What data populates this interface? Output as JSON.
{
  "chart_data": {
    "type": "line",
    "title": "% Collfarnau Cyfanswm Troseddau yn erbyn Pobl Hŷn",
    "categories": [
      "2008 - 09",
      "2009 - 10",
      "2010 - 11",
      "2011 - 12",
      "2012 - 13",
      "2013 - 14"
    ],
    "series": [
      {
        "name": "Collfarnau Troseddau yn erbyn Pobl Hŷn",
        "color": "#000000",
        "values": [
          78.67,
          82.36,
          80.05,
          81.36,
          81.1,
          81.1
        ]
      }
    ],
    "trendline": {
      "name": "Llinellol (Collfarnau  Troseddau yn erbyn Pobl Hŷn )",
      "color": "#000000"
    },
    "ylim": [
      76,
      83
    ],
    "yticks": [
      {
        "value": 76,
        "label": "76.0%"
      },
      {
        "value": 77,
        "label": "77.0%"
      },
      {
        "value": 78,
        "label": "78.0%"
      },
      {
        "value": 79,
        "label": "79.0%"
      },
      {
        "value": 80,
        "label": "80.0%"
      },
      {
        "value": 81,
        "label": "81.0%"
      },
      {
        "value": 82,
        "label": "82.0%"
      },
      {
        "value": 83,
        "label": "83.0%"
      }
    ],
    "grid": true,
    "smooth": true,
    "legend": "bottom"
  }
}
◇ ◇ ◇ ◇ ◇
* The task: Give back the whole listing, word for word.

* Answer:
What data populates this interface? Output as JSON.
{
  "chart_data": {
    "type": "line",
    "title": "% Collfarnau Cyfanswm Troseddau yn erbyn Pobl Hŷn",
    "categories": [
      "2008 - 09",
      "2009 - 10",
      "2010 - 11",
      "2011 - 12",
      "2012 - 13",
      "2013 - 14"
    ],
    "series": [
      {
        "name": "Collfarnau Troseddau yn erbyn Pobl Hŷn",
        "color": "#000000",
        "values": [
          78.67,
          82.36,
          80.05,
          81.36,
          81.1,
          81.1
        ]
      }
    ],
    "trendline": {
      "name": "Llinellol (Collfarnau  Troseddau yn erbyn Pobl Hŷn )",
      "color": "#000000"
    },
    "ylim": [
      76,
      83
    ],
    "yticks": [
      {
        "value": 76,
        "label": "76.0%"
      },
      {
        "value": 77,
        "label": "77.0%"
      },
      {
        "value": 78,
        "label": "78.0%"
      },
      {
        "value": 79,
        "label": "79.0%"
      },
      {
        "value": 80,
        "label": "80.0%"
      },
      {
        "value": 81,
        "label": "81.0%"
      },
      {
        "value": 82,
        "label": "82.0%"
      },
      {
        "value": 83,
        "label": "83.0%"
      }
    ],
    "grid": true,
    "smooth": true,
    "legend": "bottom"
  }
}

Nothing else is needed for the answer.